→ **Excerpted text**:
..........

1. Classify questions according to the use to which they are put. State the aim of each class of questions.

2. What six great requirements must good questioning conform to?

3. Why should technical expressions and big words be avoided in putting questions?

4. Why should the question contain no figures of speech?

5. Illustrate the different forms of double questions. Show why each is objectionable.

6. What are some of the ways in which a question may wrongly suggest its own answer?

7. In Fitch's illustration of a lesson about the parable of the Good Samaritan, point out the differences between the right and the wrong way of asking questions.

8. What are some of the ways in which the teacher may encourage his pupils to guess at answers to his questions?

9. What do you understand by the requirement that a question should have apperceptive and associative value?

10. Describe some devices of method by which the teacher may retain the interest and attention of the whole class as he asks questions.

II. Why should the pupil be permitted to ask questions?

12. Why is it wrong to ask questions from a printed or written list? 13. What is the function of the review? What, then, should be the character of review questions?

14. What is the function of the examination? Discuss the utility and desirability of examinations in the work of the Sunday school.

LESSON XIX

THE CLASS AS A SOCIAL INSTITUTION

Now, as we approach the end of our course of study, it is time to put to ourselves again the question with which we began: What is our aim as Sunday school teachers? What is the work we are set to do? We then answered: It is both to instruct and to train our pupils, that we may help them develop into the right sort of persons. That answer remains true. But it is in itself too general. We are now ready to inquire more particularly into its meaning, and to get a more definite conception of just what it involves.

Three conceptions of the Sunday school have been held in recent years. They can be no more concretely set forth than in the "Survey of the Present Sunday School World," presented to the second annual convention of the Religious Education Association :

"Three ideals seem to dominate the Sunday school worldthe social, the educational and the evangelistic. Schools are classified as working under any one of these three, not by the entire absence of the other two, but by their emphasis upon one of these ideals.

"(1) The social ideal regards the school as an aggregation of persons, a field for the operation of movements of various kinds that will interest the members. Success is measured by numerical standards. Some of the largest schools in the world belong to this class, though, as a whole, it includes the fewest in number. There is more or less educational and evangelistic work, but these schools are not organized about either of these ideals. The school itself, with its own esprit de corps, is the main thing.

"(2) The educational ideal claims an increasing number of schools. They are organized with reference to the study of all matters bearing upon the religious and moral welfare of the scholar, according to the most improved modern methods. Intellectual equipment is here a prime consideration. Into such schools the paid teacher has already made his advent. They strive to profit religiously by the advance of general educational

movements, are found chiefly in centers of intellectual activity, and are officered and instructed by those whose personal interest in the educational aspects of religion is very keen.

..........

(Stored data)

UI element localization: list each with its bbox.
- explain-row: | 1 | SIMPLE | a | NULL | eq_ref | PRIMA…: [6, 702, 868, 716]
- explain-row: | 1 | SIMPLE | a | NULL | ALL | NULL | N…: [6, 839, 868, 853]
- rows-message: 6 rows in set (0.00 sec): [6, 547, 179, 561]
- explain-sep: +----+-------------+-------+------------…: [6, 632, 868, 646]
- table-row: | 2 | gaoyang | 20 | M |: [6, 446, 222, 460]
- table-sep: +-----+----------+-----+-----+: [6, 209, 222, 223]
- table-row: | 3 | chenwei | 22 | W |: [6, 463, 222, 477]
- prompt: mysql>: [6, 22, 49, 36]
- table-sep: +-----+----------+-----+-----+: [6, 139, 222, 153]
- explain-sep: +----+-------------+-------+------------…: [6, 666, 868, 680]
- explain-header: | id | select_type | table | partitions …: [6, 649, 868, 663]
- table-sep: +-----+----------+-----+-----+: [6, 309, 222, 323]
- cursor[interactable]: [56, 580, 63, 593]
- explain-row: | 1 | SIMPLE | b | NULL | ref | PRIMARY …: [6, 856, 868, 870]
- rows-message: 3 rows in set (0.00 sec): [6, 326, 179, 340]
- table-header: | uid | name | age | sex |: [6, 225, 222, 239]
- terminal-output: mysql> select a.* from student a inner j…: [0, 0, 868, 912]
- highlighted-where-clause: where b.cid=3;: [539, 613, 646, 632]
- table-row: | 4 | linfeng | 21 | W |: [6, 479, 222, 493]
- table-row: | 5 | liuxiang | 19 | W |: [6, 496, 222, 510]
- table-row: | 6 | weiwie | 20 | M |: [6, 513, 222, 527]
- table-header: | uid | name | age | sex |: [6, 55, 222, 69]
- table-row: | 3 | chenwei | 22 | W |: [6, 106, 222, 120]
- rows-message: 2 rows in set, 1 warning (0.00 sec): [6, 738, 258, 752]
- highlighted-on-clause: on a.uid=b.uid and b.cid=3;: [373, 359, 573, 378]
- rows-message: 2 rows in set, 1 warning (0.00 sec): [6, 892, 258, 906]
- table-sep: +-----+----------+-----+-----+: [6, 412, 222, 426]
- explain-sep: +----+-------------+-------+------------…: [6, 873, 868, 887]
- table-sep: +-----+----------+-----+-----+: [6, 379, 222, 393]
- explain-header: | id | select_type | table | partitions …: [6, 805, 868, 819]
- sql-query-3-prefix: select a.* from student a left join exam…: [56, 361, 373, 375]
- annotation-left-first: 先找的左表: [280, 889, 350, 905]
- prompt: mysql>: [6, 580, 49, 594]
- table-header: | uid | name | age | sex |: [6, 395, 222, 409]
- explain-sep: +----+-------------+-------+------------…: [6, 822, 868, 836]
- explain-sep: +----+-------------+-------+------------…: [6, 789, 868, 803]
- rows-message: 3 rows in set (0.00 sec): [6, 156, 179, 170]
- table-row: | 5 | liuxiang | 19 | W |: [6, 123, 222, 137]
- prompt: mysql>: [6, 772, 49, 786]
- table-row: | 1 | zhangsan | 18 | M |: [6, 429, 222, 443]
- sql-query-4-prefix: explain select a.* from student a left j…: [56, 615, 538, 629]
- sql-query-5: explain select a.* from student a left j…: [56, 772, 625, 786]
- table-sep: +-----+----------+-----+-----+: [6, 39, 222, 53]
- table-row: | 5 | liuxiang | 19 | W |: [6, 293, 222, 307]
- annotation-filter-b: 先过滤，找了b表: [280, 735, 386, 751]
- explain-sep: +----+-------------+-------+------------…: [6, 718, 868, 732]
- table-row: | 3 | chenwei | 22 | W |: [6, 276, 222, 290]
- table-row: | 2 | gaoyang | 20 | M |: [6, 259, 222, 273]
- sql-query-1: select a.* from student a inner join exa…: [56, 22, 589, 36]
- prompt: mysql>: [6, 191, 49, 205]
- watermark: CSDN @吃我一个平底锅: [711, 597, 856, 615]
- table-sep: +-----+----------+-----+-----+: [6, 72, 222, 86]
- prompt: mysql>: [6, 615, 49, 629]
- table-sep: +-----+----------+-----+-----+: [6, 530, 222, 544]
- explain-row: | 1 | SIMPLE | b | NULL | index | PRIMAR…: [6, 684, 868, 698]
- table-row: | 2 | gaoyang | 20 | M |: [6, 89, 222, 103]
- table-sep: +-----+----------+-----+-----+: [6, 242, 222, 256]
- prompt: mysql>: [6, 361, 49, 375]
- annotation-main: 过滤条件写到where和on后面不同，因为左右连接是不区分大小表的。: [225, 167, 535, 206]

..........

→ **Goals**:
a - Answer these questions on the Sunday school text:
(i) How many conceptions of the Sunday school does it say have been held in recent years?
(ii) By what standards does the social ideal measure success?
(iii) Where are schools working under the educational ideal chiefly found?
b - Set down the records from their first line through the line that contains "- rows-message: 6", including both of those lines.
The records bear no relation to the Sunday school text.

→ **Final answers**:
a -
(i) Three.
(ii) Numerical standards.
(iii) In centers of intellectual activity.

b -
UI element localization: list each with its bbox.
- explain-row: | 1 | SIMPLE | a | NULL | eq_ref | PRIMA…: [6, 702, 868, 716]
- explain-row: | 1 | SIMPLE | a | NULL | ALL | NULL | N…: [6, 839, 868, 853]
- rows-message: 6 rows in set (0.00 sec): [6, 547, 179, 561]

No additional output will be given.